GOAL: For this exercise, repeat all of the material verbatim apart from its images.

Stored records
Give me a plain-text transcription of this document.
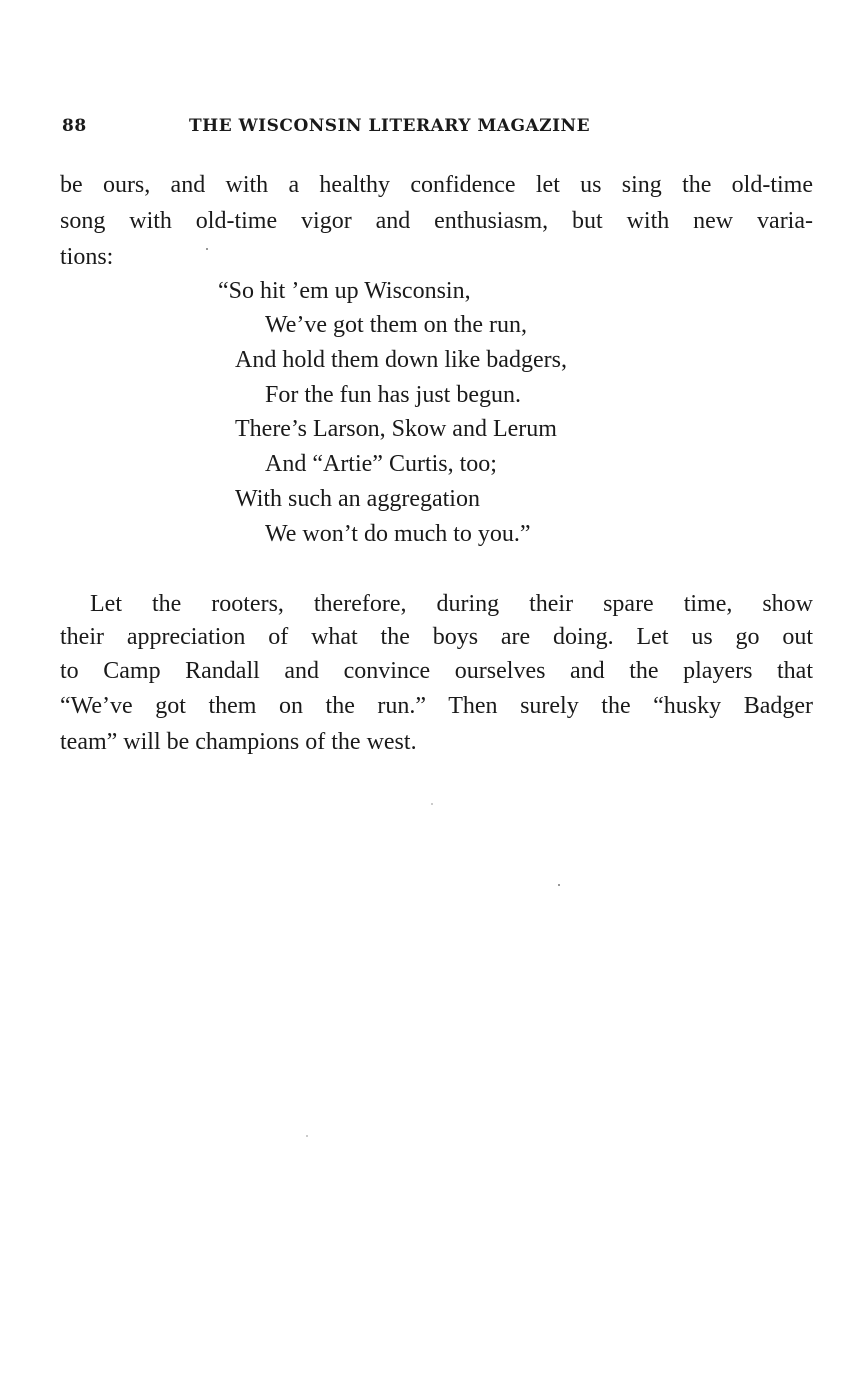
88	THE WISCONSIN LITERARY MAGAZINE
be ours, and with a healthy confidence let us sing the old-time
song with old-time vigor and enthusiasm, but with new varia-
tions:
“So hit ’em up Wisconsin,
We’ve got them on the run,
And hold them down like badgers,
For the fun has just begun.
There’s Larson, Skow and Lerum
And “Artie” Curtis, too;
With such an aggregation
We won’t do much to you.”
Let the rooters, therefore, during their spare time, show
their appreciation of what the boys are doing. Let us go out
to Camp Randall and convince ourselves and the players that
“We’ve got them on the run.” Then surely the “husky Badger
team” will be champions of the west.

EXERCISE ANSWER:
Give me a plain-text transcription of this document.
88	THE WISCONSIN LITERARY MAGAZINE
be ours, and with a healthy confidence let us sing the old-time
song with old-time vigor and enthusiasm, but with new varia-
tions:
“So hit ’em up Wisconsin,
We’ve got them on the run,
And hold them down like badgers,
For the fun has just begun.
There’s Larson, Skow and Lerum
And “Artie” Curtis, too;
With such an aggregation
We won’t do much to you.”
Let the rooters, therefore, during their spare time, show
their appreciation of what the boys are doing. Let us go out
to Camp Randall and convince ourselves and the players that
“We’ve got them on the run.” Then surely the “husky Badger
team” will be champions of the west.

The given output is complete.